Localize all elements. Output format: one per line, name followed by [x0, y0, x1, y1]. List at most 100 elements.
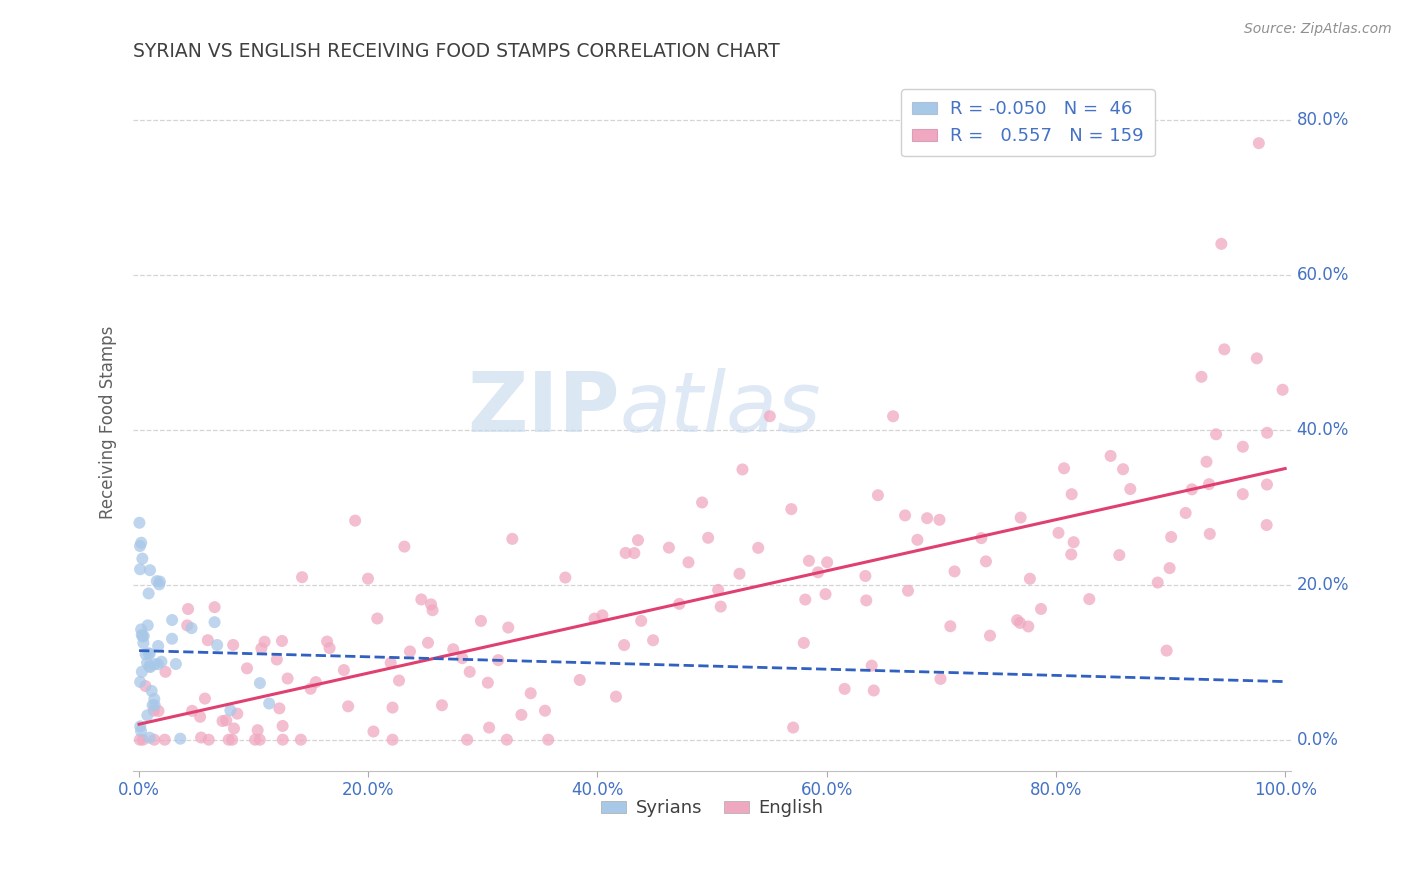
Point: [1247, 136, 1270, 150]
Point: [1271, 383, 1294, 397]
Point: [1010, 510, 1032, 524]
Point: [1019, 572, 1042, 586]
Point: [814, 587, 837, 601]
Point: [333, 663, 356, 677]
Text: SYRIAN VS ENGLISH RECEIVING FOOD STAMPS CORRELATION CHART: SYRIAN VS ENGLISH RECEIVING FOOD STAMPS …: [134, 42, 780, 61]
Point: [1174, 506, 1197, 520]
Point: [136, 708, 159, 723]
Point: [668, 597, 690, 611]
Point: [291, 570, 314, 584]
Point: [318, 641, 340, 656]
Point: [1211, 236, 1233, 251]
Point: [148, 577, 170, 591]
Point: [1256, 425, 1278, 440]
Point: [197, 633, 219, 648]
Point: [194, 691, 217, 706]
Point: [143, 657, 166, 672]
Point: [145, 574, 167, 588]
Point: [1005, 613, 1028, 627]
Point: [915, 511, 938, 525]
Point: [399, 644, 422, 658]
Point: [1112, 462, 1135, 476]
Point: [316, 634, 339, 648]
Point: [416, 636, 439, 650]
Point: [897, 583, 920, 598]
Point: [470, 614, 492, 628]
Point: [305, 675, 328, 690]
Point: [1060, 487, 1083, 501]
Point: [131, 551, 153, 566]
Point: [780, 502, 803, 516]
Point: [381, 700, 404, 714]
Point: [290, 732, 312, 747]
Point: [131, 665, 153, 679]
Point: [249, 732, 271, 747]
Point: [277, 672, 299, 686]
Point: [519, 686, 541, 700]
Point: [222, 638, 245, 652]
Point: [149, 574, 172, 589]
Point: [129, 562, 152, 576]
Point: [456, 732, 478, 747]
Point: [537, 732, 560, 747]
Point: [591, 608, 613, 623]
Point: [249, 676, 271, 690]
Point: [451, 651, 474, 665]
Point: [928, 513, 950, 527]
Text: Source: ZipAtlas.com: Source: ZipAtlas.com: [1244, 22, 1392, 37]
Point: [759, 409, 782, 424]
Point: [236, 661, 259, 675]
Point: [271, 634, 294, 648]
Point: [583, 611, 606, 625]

## What you should do
Please rewrite the listing above, changing "Point" to "Marker" wherever it appears and keeping everything else the same. Leave the picture out of your answer.

## Response below
Localize all elements. Output format: one per line, name followed by [x0, y0, x1, y1]. List at most 100 elements.
Marker: [1247, 136, 1270, 150]
Marker: [1271, 383, 1294, 397]
Marker: [1010, 510, 1032, 524]
Marker: [1019, 572, 1042, 586]
Marker: [814, 587, 837, 601]
Marker: [333, 663, 356, 677]
Text: SYRIAN VS ENGLISH RECEIVING FOOD STAMPS CORRELATION CHART: SYRIAN VS ENGLISH RECEIVING FOOD STAMPS …: [134, 42, 780, 61]
Marker: [1174, 506, 1197, 520]
Marker: [136, 708, 159, 723]
Marker: [668, 597, 690, 611]
Marker: [291, 570, 314, 584]
Marker: [318, 641, 340, 656]
Marker: [1211, 236, 1233, 251]
Marker: [148, 577, 170, 591]
Marker: [1256, 425, 1278, 440]
Marker: [197, 633, 219, 648]
Marker: [194, 691, 217, 706]
Marker: [143, 657, 166, 672]
Marker: [145, 574, 167, 588]
Marker: [1005, 613, 1028, 627]
Marker: [915, 511, 938, 525]
Marker: [399, 644, 422, 658]
Marker: [1112, 462, 1135, 476]
Marker: [316, 634, 339, 648]
Marker: [416, 636, 439, 650]
Marker: [897, 583, 920, 598]
Marker: [470, 614, 492, 628]
Marker: [305, 675, 328, 690]
Marker: [1060, 487, 1083, 501]
Marker: [131, 551, 153, 566]
Marker: [780, 502, 803, 516]
Marker: [381, 700, 404, 714]
Marker: [290, 732, 312, 747]
Marker: [131, 665, 153, 679]
Marker: [249, 732, 271, 747]
Marker: [277, 672, 299, 686]
Marker: [519, 686, 541, 700]
Marker: [222, 638, 245, 652]
Marker: [149, 574, 172, 589]
Marker: [129, 562, 152, 576]
Marker: [456, 732, 478, 747]
Marker: [537, 732, 560, 747]
Marker: [591, 608, 613, 623]
Marker: [249, 676, 271, 690]
Marker: [451, 651, 474, 665]
Marker: [928, 513, 950, 527]
Text: Source: ZipAtlas.com: Source: ZipAtlas.com: [1244, 22, 1392, 37]
Marker: [759, 409, 782, 424]
Marker: [236, 661, 259, 675]
Marker: [271, 634, 294, 648]
Marker: [583, 611, 606, 625]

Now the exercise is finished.